**Your objective:** Report every line from the material that contains the word "włączenia".

**Source material:**
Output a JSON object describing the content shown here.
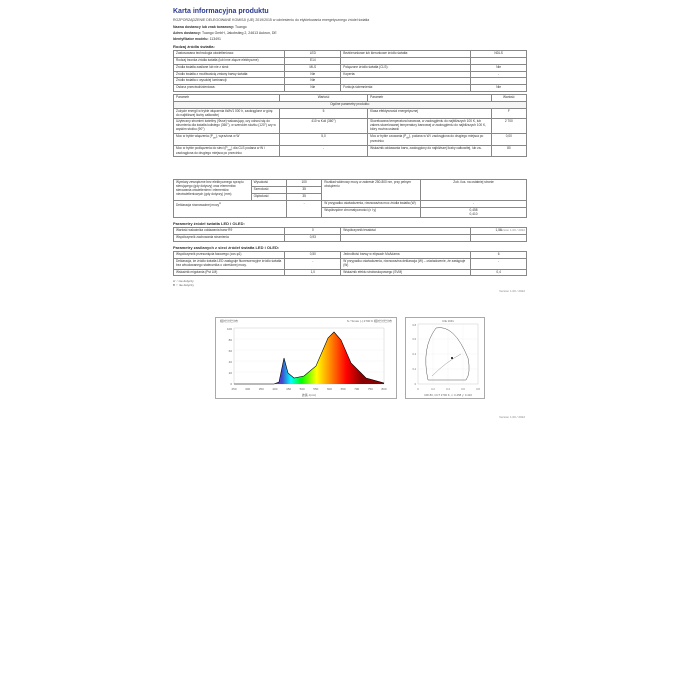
{
  "title": "Karta informacyjna produktu",
  "intro": "ROZPORZĄDZENIE DELEGOWANE KOMISJI (UE) 2019/2015 w odniesieniu do etykietowania energetycznego źródeł światła",
  "meta": {
    "supplier_label": "Nazwa dostawcy lub znak towarowy:",
    "supplier": "Tuango",
    "address_label": "Adres dostawcy:",
    "address": "Tuango GmbH, Jakobstieg 2, 24613 Aukrun, DE",
    "model_label": "Identyfikator modelu:",
    "model": "113491"
  },
  "section1_title": "Rodzaj źródła światła:",
  "tbl1": [
    [
      "Zastosowana technologia oświetleniowa:",
      "LED",
      "Bezkierunkowe lub kierunkowe źródło światła:",
      "NDLS"
    ],
    [
      "Rodzaj trzonka źródła światła (lub inne złącze elektryczne)",
      "E14",
      "",
      ""
    ],
    [
      "Źródła światła zasilane lub nie z sieci:",
      "MLS",
      "Połączone źródło światła (CLS):",
      "Nie"
    ],
    [
      "Źródło światła z możliwością zmiany barwy światła:",
      "Nie",
      "Koperta:",
      "-"
    ],
    [
      "Źródło światła o wysokiej luminancji:",
      "Nie",
      "",
      ""
    ],
    [
      "Osłona przeciwolśnieniowa:",
      "Nie",
      "Funkcja ściemnienia:",
      "Nie"
    ]
  ],
  "tbl2_header": [
    "Parametr",
    "Wartość",
    "Parametr",
    "Wartość"
  ],
  "tbl2_sub": "Ogólne parametry produktu:",
  "tbl2": [
    [
      "Zużycie energii w trybie włączenia kWh/1 000 h, zaokrąglone w górę do najbliższej liczby całkowitej",
      "5",
      "Klasa efektywności energetycznej",
      "F"
    ],
    [
      "Użyteczny strumień świetlny (Φuse) wskazujący, czy odnosi się do strumienia dla światła kulistego (360°), w szerokim stożku (120°) czy w wąskim stożku (90°)",
      "410 w Kuli (360°)",
      "Skorelowana temperatura barwowa, w zaokrągleniu do najbliższych 100 K, lub zakres skorelowanej temperatury barwowej w zaokrągleniu do najbliższych 100 K, który można ustawić",
      "2 700"
    ],
    [
      "Moc w trybie włączenia (P<sub>on</sub>), wyrażona w W",
      "5,0",
      "Moc w trybie czuwania (P<sub>sb</sub>), podana w W i zaokrąglona do drugiego miejsca po przecinku",
      "0,00"
    ],
    [
      "Moc w trybie podłączenia do sieci (P<sub>net</sub>) dla CLS podana w W i zaokrąglona do drugiego miejsca po przecinku",
      "-",
      "Wskaźnik oddawania barw, zaokrąglony do najbliższej liczby całkowitej, lub za-",
      "80"
    ]
  ],
  "tbl3": [
    [
      "Wymiary zewnętrzne bez elektrycznego sprzętu sterującego (gdy dotyczy) oraz elementów sterowania oświetleniem i elementów nieoświetleniowych (gdy dotyczy) (mm)",
      "Wysokość",
      "100",
      "Rozkład widmowy mocy w zakresie 250-800 nm, przy pełnym obciążeniu",
      "Zob. ilus. na ostatniej stronie"
    ],
    [
      "",
      "Szerokość",
      "35",
      "",
      ""
    ],
    [
      "",
      "Głębokość",
      "35",
      "",
      ""
    ],
    [
      "Deklaracja równoważnej mocy<sup>A</sup>",
      "-",
      "W przypadku oświadczenia, równoważna moc źródła światła (W)",
      "-"
    ],
    [
      "",
      "",
      "Współrzędne chromatyczności (x i y)",
      "0,458\n0,410"
    ]
  ],
  "sec_led": "Parametry źródeł światła LED i OLED:",
  "tbl4": [
    [
      "Wartość wskaźnika oddawania barw R9",
      "0",
      "Współczynnik trwałości",
      "1,00"
    ],
    [
      "Współczynnik zachowania strumienia",
      "0,93",
      "",
      ""
    ]
  ],
  "sec_mains": "Parametry zasilanych z sieci źródeł światła LED i OLED:",
  "tbl5": [
    [
      "Współczynnik przesunięcia fazowego (cos φ1)",
      "0,50",
      "Jednolitość barwy w elipsach McAdama",
      "6"
    ],
    [
      "Deklaracja, że źródło światła LED zastępuje fluorescencyjne źródło światła bez wbudowanego statecznika o określonej mocy.",
      "-",
      "W przypadku oświadczenia, równoważna deklaracja (W) – oświadczenie, że zastępuje (W)",
      "-"
    ],
    [
      "Wskaźnik migotania (Pst LM)",
      "1,0",
      "Wskaźnik efektu stroboskopowego (SVM)",
      "0,4"
    ]
  ],
  "footnotes": [
    "A '-' nie dotyczy",
    "B '-' nie dotyczy"
  ],
  "version": "Version 1.00 / 2022",
  "spectral": {
    "title_left": "相対分光分布",
    "title_right": "S / Smax (-)   2700 K   相対分光分布",
    "xlabel": "波長 λ(nm)",
    "xticks": [
      "250",
      "300",
      "350",
      "400",
      "450",
      "500",
      "550",
      "600",
      "650",
      "700",
      "750",
      "800"
    ],
    "yticks": [
      "0",
      "20",
      "40",
      "60",
      "80",
      "100"
    ],
    "bg_gradient": [
      "#8a2be2",
      "#3f48cc",
      "#00ffff",
      "#00ff00",
      "#ffff00",
      "#ff8000",
      "#ff0000",
      "#8b0000"
    ],
    "peak_x": 620,
    "blue_peak_x": 450
  },
  "cie": {
    "note": "CRI 80, CCT 2700 K, x: 0.458 y: 0.410",
    "xlabel": "x",
    "ylabel": "y",
    "ticks": [
      "0",
      "0.1",
      "0.2",
      "0.3",
      "0.4",
      "0.5",
      "0.6",
      "0.7",
      "0.8"
    ]
  }
}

**Full output:**
      "Zużycie energii w trybie włączenia kWh/1 000 h, zaokrąglone w górę do najbliższej liczby całkowitej",
      "Moc w trybie włączenia (P<sub>on</sub>), wyrażona w W",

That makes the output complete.